Exercise goal -
Give the listing again exactly, omitting its images.
-- start of Source records --
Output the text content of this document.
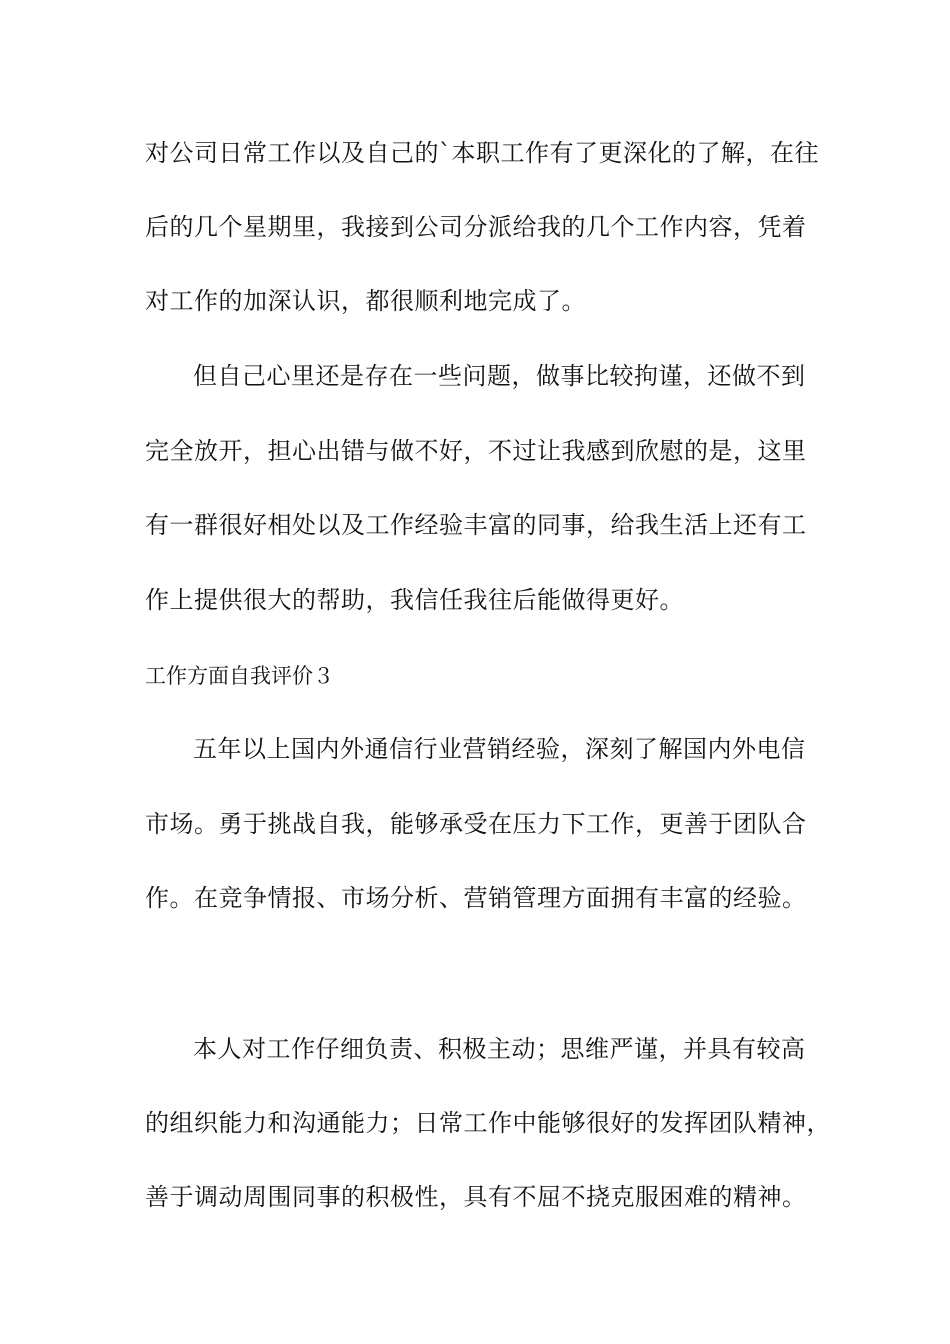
对公司日常工作以及自己的`本职工作有了更深化的了解，在往
后的几个星期里，我接到公司分派给我的几个工作内容，凭着
对工作的加深认识，都很顺利地完成了。
但自己心里还是存在一些问题，做事比较拘谨，还做不到
完全放开，担心出错与做不好，不过让我感到欣慰的是，这里
有一群很好相处以及工作经验丰富的同事，给我生活上还有工
作上提供很大的帮助，我信任我往后能做得更好。
工作方面自我评价３
五年以上国内外通信行业营销经验，深刻了解国内外电信
市场。勇于挑战自我，能够承受在压力下工作，更善于团队合
作。在竞争情报、市场分析、营销管理方面拥有丰富的经验。
本人对工作仔细负责、积极主动；思维严谨，并具有较高
的组织能力和沟通能力；日常工作中能够很好的发挥团队精神，
善于调动周围同事的积极性，具有不屈不挠克服困难的精神。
-- end of Source records --
Answer to this exercise -
Output the text content of this document.
对公司日常工作以及自己的`本职工作有了更深化的了解，在往
后的几个星期里，我接到公司分派给我的几个工作内容，凭着
对工作的加深认识，都很顺利地完成了。
但自己心里还是存在一些问题，做事比较拘谨，还做不到
完全放开，担心出错与做不好，不过让我感到欣慰的是，这里
有一群很好相处以及工作经验丰富的同事，给我生活上还有工
作上提供很大的帮助，我信任我往后能做得更好。
工作方面自我评价３
五年以上国内外通信行业营销经验，深刻了解国内外电信
市场。勇于挑战自我，能够承受在压力下工作，更善于团队合
作。在竞争情报、市场分析、营销管理方面拥有丰富的经验。
本人对工作仔细负责、积极主动；思维严谨，并具有较高
的组织能力和沟通能力；日常工作中能够很好的发挥团队精神，
善于调动周围同事的积极性，具有不屈不挠克服困难的精神。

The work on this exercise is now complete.